Reproduce every line of the data below word for word, without changing anything.
►
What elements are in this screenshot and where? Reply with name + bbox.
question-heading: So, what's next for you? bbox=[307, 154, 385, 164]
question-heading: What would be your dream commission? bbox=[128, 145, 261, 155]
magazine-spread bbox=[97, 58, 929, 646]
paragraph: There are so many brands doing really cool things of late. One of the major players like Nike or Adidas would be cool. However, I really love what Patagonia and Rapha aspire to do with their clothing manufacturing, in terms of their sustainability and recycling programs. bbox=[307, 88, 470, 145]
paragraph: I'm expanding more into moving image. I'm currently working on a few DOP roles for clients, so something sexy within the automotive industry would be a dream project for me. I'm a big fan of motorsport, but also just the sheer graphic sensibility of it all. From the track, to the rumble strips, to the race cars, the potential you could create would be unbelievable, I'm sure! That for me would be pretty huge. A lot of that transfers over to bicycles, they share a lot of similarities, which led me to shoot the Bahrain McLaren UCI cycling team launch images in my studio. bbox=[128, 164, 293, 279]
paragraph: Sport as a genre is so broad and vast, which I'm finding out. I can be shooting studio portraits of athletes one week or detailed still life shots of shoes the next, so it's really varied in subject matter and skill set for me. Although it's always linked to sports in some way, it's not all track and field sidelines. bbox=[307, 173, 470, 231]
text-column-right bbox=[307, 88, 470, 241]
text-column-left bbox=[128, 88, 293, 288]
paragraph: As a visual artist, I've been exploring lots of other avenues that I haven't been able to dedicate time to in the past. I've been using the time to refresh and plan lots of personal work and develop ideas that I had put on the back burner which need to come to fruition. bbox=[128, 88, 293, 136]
◄
*Answer for the task:*
What elements are in this screenshot and where? Reply with name + bbox.
question-heading: So, what's next for you? bbox=[307, 154, 385, 164]
question-heading: What would be your dream commission? bbox=[128, 145, 261, 155]
magazine-spread bbox=[97, 58, 929, 646]
paragraph: There are so many brands doing really cool things of late. One of the major players like Nike or Adidas would be cool. However, I really love what Patagonia and Rapha aspire to do with their clothing manufacturing, in terms of their sustainability and recycling programs. bbox=[307, 88, 470, 145]
paragraph: I'm expanding more into moving image. I'm currently working on a few DOP roles for clients, so something sexy within the automotive industry would be a dream project for me. I'm a big fan of motorsport, but also just the sheer graphic sensibility of it all. From the track, to the rumble strips, to the race cars, the potential you could create would be unbelievable, I'm sure! That for me would be pretty huge. A lot of that transfers over to bicycles, they share a lot of similarities, which led me to shoot the Bahrain McLaren UCI cycling team launch images in my studio. bbox=[128, 164, 293, 279]
paragraph: Sport as a genre is so broad and vast, which I'm finding out. I can be shooting studio portraits of athletes one week or detailed still life shots of shoes the next, so it's really varied in subject matter and skill set for me. Although it's always linked to sports in some way, it's not all track and field sidelines. bbox=[307, 173, 470, 231]
text-column-right bbox=[307, 88, 470, 241]
text-column-left bbox=[128, 88, 293, 288]
paragraph: As a visual artist, I've been exploring lots of other avenues that I haven't been able to dedicate time to in the past. I've been using the time to refresh and plan lots of personal work and develop ideas that I had put on the back burner which need to come to fruition. bbox=[128, 88, 293, 136]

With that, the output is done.